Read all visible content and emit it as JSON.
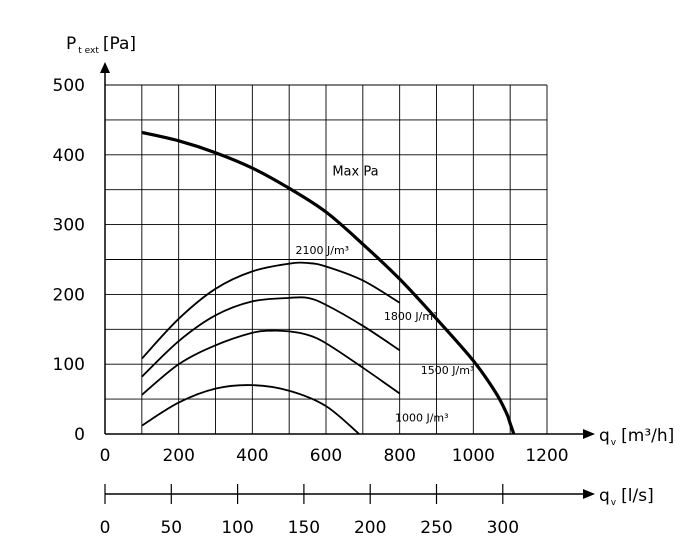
{
  "chart_data": {
    "type": "line",
    "y_axis": {
      "label_main": "P",
      "label_sub": "t ext",
      "label_unit": "[Pa]",
      "range": [
        0,
        500
      ],
      "ticks": [
        "0",
        "100",
        "200",
        "300",
        "400",
        "500"
      ]
    },
    "x_axis_primary": {
      "label_main": "q",
      "label_sub": "v",
      "label_unit": "[m³/h]",
      "range": [
        0,
        1200
      ],
      "ticks": [
        "0",
        "200",
        "400",
        "600",
        "800",
        "1000",
        "1200"
      ]
    },
    "x_axis_secondary": {
      "label_main": "q",
      "label_sub": "v",
      "label_unit": "[l/s]",
      "ticks": [
        "0",
        "50",
        "100",
        "150",
        "200",
        "250",
        "300"
      ],
      "tick_values_m3h": [
        0,
        180,
        360,
        540,
        720,
        900,
        1080
      ]
    },
    "grid": true,
    "series": [
      {
        "name": "Max Pa",
        "bold": true,
        "x": [
          100,
          200,
          300,
          400,
          500,
          600,
          700,
          800,
          900,
          1000,
          1060,
          1090,
          1100,
          1110
        ],
        "y": [
          432,
          420,
          403,
          381,
          352,
          318,
          272,
          222,
          165,
          105,
          60,
          30,
          15,
          0
        ]
      },
      {
        "name": "2100 J/m³",
        "x": [
          100,
          200,
          300,
          400,
          500,
          550,
          600,
          700,
          800
        ],
        "y": [
          108,
          165,
          208,
          233,
          244,
          245,
          240,
          220,
          188
        ]
      },
      {
        "name": "1800 J/m³",
        "x": [
          100,
          200,
          300,
          400,
          500,
          550,
          600,
          700,
          800
        ],
        "y": [
          82,
          133,
          170,
          190,
          195,
          195,
          185,
          155,
          120
        ]
      },
      {
        "name": "1500 J/m³",
        "x": [
          100,
          200,
          300,
          400,
          450,
          500,
          550,
          600,
          700,
          800
        ],
        "y": [
          56,
          100,
          127,
          145,
          148,
          147,
          142,
          130,
          95,
          58
        ]
      },
      {
        "name": "1000 J/m³",
        "x": [
          100,
          200,
          300,
          400,
          500,
          600,
          690
        ],
        "y": [
          12,
          45,
          65,
          70,
          62,
          40,
          0
        ]
      }
    ]
  }
}
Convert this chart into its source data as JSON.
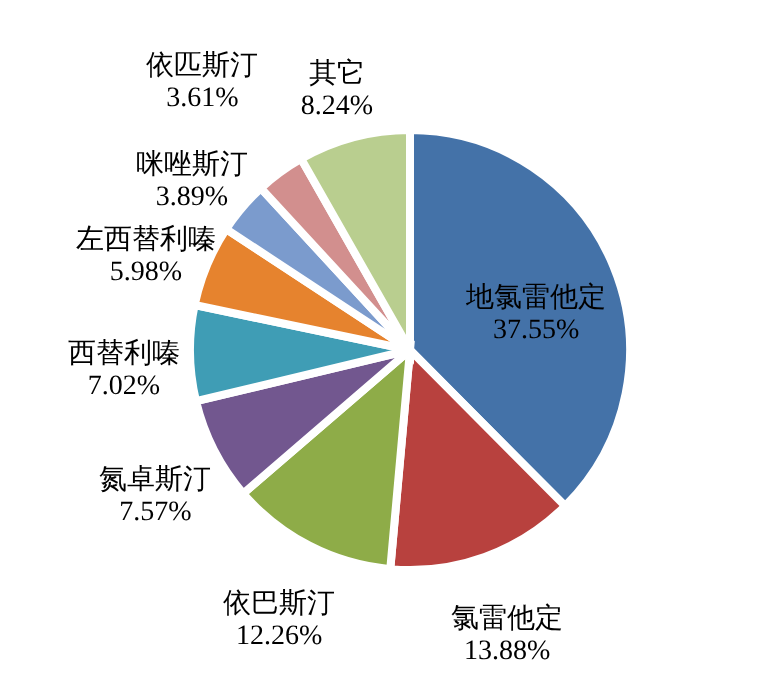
{
  "chart_data": {
    "type": "pie",
    "categories": [
      "地氯雷他定",
      "氯雷他定",
      "依巴斯汀",
      "氮卓斯汀",
      "西替利嗪",
      "左西替利嗪",
      "咪唑斯汀",
      "依匹斯汀",
      "其它"
    ],
    "values": [
      37.55,
      13.88,
      12.26,
      7.57,
      7.02,
      5.98,
      3.89,
      3.61,
      8.24
    ],
    "value_labels": [
      "37.55%",
      "13.88%",
      "12.26%",
      "7.57%",
      "7.02%",
      "5.98%",
      "3.89%",
      "3.61%",
      "8.24%"
    ],
    "colors": [
      "#4472a8",
      "#b8413e",
      "#8eac48",
      "#72578f",
      "#3f9db5",
      "#e6832e",
      "#7b9bcd",
      "#d28f8e",
      "#b9ce8f"
    ]
  }
}
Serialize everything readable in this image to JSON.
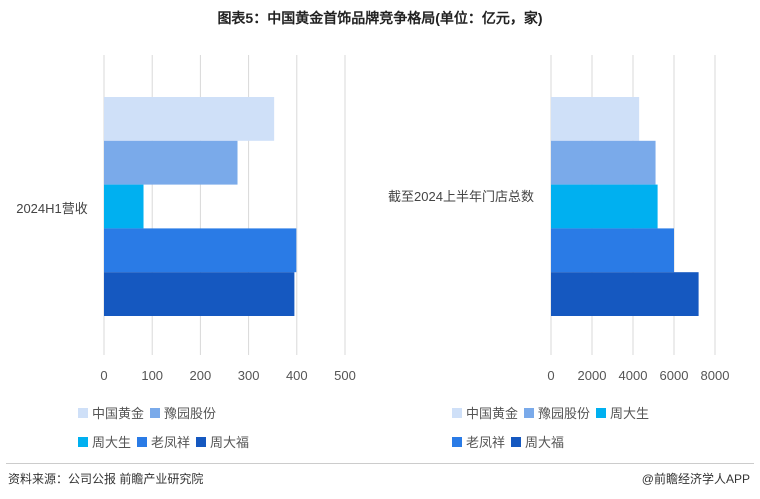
{
  "title": "图表5：中国黄金首饰品牌竞争格局(单位：亿元，家)",
  "source": "资料来源：公司公报 前瞻产业研究院",
  "brand": "@前瞻经济学人APP",
  "colors": {
    "中国黄金": "#cfe0f8",
    "豫园股份": "#7aaaea",
    "周大生": "#00b0f0",
    "老凤祥": "#2a7be6",
    "周大福": "#1558c0",
    "grid": "#d9d9d9"
  },
  "chart_data": [
    {
      "type": "bar",
      "orientation": "horizontal",
      "categories": [
        "2024H1营收"
      ],
      "series": [
        {
          "name": "中国黄金",
          "values": [
            353
          ]
        },
        {
          "name": "豫园股份",
          "values": [
            277
          ]
        },
        {
          "name": "周大生",
          "values": [
            82
          ]
        },
        {
          "name": "老凤祥",
          "values": [
            399
          ]
        },
        {
          "name": "周大福",
          "values": [
            395
          ]
        }
      ],
      "xlim": [
        0,
        500
      ],
      "xticks": [
        "0",
        "100",
        "200",
        "300",
        "400",
        "500"
      ],
      "grid": true,
      "legend": "bottom"
    },
    {
      "type": "bar",
      "orientation": "horizontal",
      "categories": [
        "截至2024上半年门店总数"
      ],
      "series": [
        {
          "name": "中国黄金",
          "values": [
            4300
          ]
        },
        {
          "name": "豫园股份",
          "values": [
            5100
          ]
        },
        {
          "name": "周大生",
          "values": [
            5200
          ]
        },
        {
          "name": "老凤祥",
          "values": [
            6000
          ]
        },
        {
          "name": "周大福",
          "values": [
            7200
          ]
        }
      ],
      "xlim": [
        0,
        8000
      ],
      "xticks": [
        "0",
        "2000",
        "4000",
        "6000",
        "8000"
      ],
      "grid": true,
      "legend": "bottom"
    }
  ]
}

==================================================

## TASK OBJECTIVE
Among the entries above, how many lines hold the string "source"? Give the number by itself.

## FULL SOLUTION
2